** start of Dataset entries **

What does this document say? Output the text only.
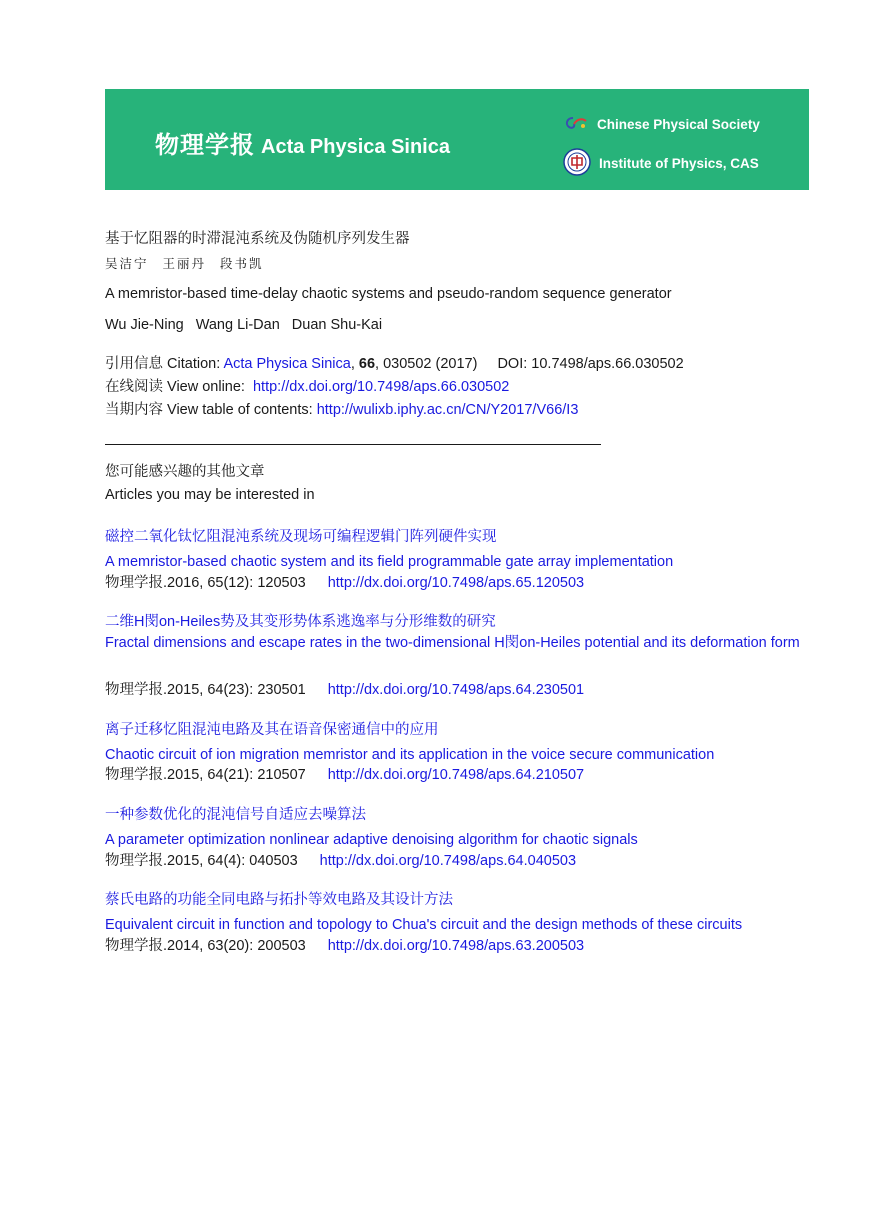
物理学报 Acta Physica Sinica
Chinese Physical Society
Institute of Physics, CAS
基于忆阻器的时滞混沌系统及伪随机序列发生器
吴洁宁 王丽丹 段书凯
A memristor-based time-delay chaotic systems and pseudo-random sequence generator
Wu Jie-Ning Wang Li-Dan Duan Shu-Kai
引用信息 Citation: Acta Physica Sinica, 66, 030502 (2017) DOI: 10.7498/aps.66.030502
在线阅读 View online: http://dx.doi.org/10.7498/aps.66.030502
当期内容 View table of contents: http://wulixb.iphy.ac.cn/CN/Y2017/V66/I3
您可能感兴趣的其他文章
Articles you may be interested in
磁控二氧化钛忆阻混沌系统及现场可编程逻辑门阵列硬件实现
A memristor-based chaotic system and its field programmable gate array implementation
物理学报.2016, 65(12): 120503 http://dx.doi.org/10.7498/aps.65.120503
二维H閔on-Heiles势及其变形势体系逃逸率与分形维数的研究
Fractal dimensions and escape rates in the two-dimensional H閔on-Heiles potential and its deformation form
物理学报.2015, 64(23): 230501 http://dx.doi.org/10.7498/aps.64.230501
离子迁移忆阻混沌电路及其在语音保密通信中的应用
Chaotic circuit of ion migration memristor and its application in the voice secure communication
物理学报.2015, 64(21): 210507 http://dx.doi.org/10.7498/aps.64.210507
一种参数优化的混沌信号自适应去噪算法
A parameter optimization nonlinear adaptive denoising algorithm for chaotic signals
物理学报.2015, 64(4): 040503 http://dx.doi.org/10.7498/aps.64.040503
蔡氏电路的功能全同电路与拓扑等效电路及其设计方法
Equivalent circuit in function and topology to Chua's circuit and the design methods of these circuits
物理学报.2014, 63(20): 200503 http://dx.doi.org/10.7498/aps.63.200503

** end of Dataset entries **

● **What to work on**
Make an exact copy of all the material, but keep the pictures out of it.

● **Exercise solution**
What does this document say? Output the text only.
物理学报 Acta Physica Sinica
Chinese Physical Society
Institute of Physics, CAS
基于忆阻器的时滞混沌系统及伪随机序列发生器
吴洁宁 王丽丹 段书凯
A memristor-based time-delay chaotic systems and pseudo-random sequence generator
Wu Jie-Ning Wang Li-Dan Duan Shu-Kai
引用信息 Citation: Acta Physica Sinica, 66, 030502 (2017) DOI: 10.7498/aps.66.030502
在线阅读 View online: http://dx.doi.org/10.7498/aps.66.030502
当期内容 View table of contents: http://wulixb.iphy.ac.cn/CN/Y2017/V66/I3
您可能感兴趣的其他文章
Articles you may be interested in
磁控二氧化钛忆阻混沌系统及现场可编程逻辑门阵列硬件实现
A memristor-based chaotic system and its field programmable gate array implementation
物理学报.2016, 65(12): 120503 http://dx.doi.org/10.7498/aps.65.120503
二维H閔on-Heiles势及其变形势体系逃逸率与分形维数的研究
Fractal dimensions and escape rates in the two-dimensional H閔on-Heiles potential and its deformation form
物理学报.2015, 64(23): 230501 http://dx.doi.org/10.7498/aps.64.230501
离子迁移忆阻混沌电路及其在语音保密通信中的应用
Chaotic circuit of ion migration memristor and its application in the voice secure communication
物理学报.2015, 64(21): 210507 http://dx.doi.org/10.7498/aps.64.210507
一种参数优化的混沌信号自适应去噪算法
A parameter optimization nonlinear adaptive denoising algorithm for chaotic signals
物理学报.2015, 64(4): 040503 http://dx.doi.org/10.7498/aps.64.040503
蔡氏电路的功能全同电路与拓扑等效电路及其设计方法
Equivalent circuit in function and topology to Chua's circuit and the design methods of these circuits
物理学报.2014, 63(20): 200503 http://dx.doi.org/10.7498/aps.63.200503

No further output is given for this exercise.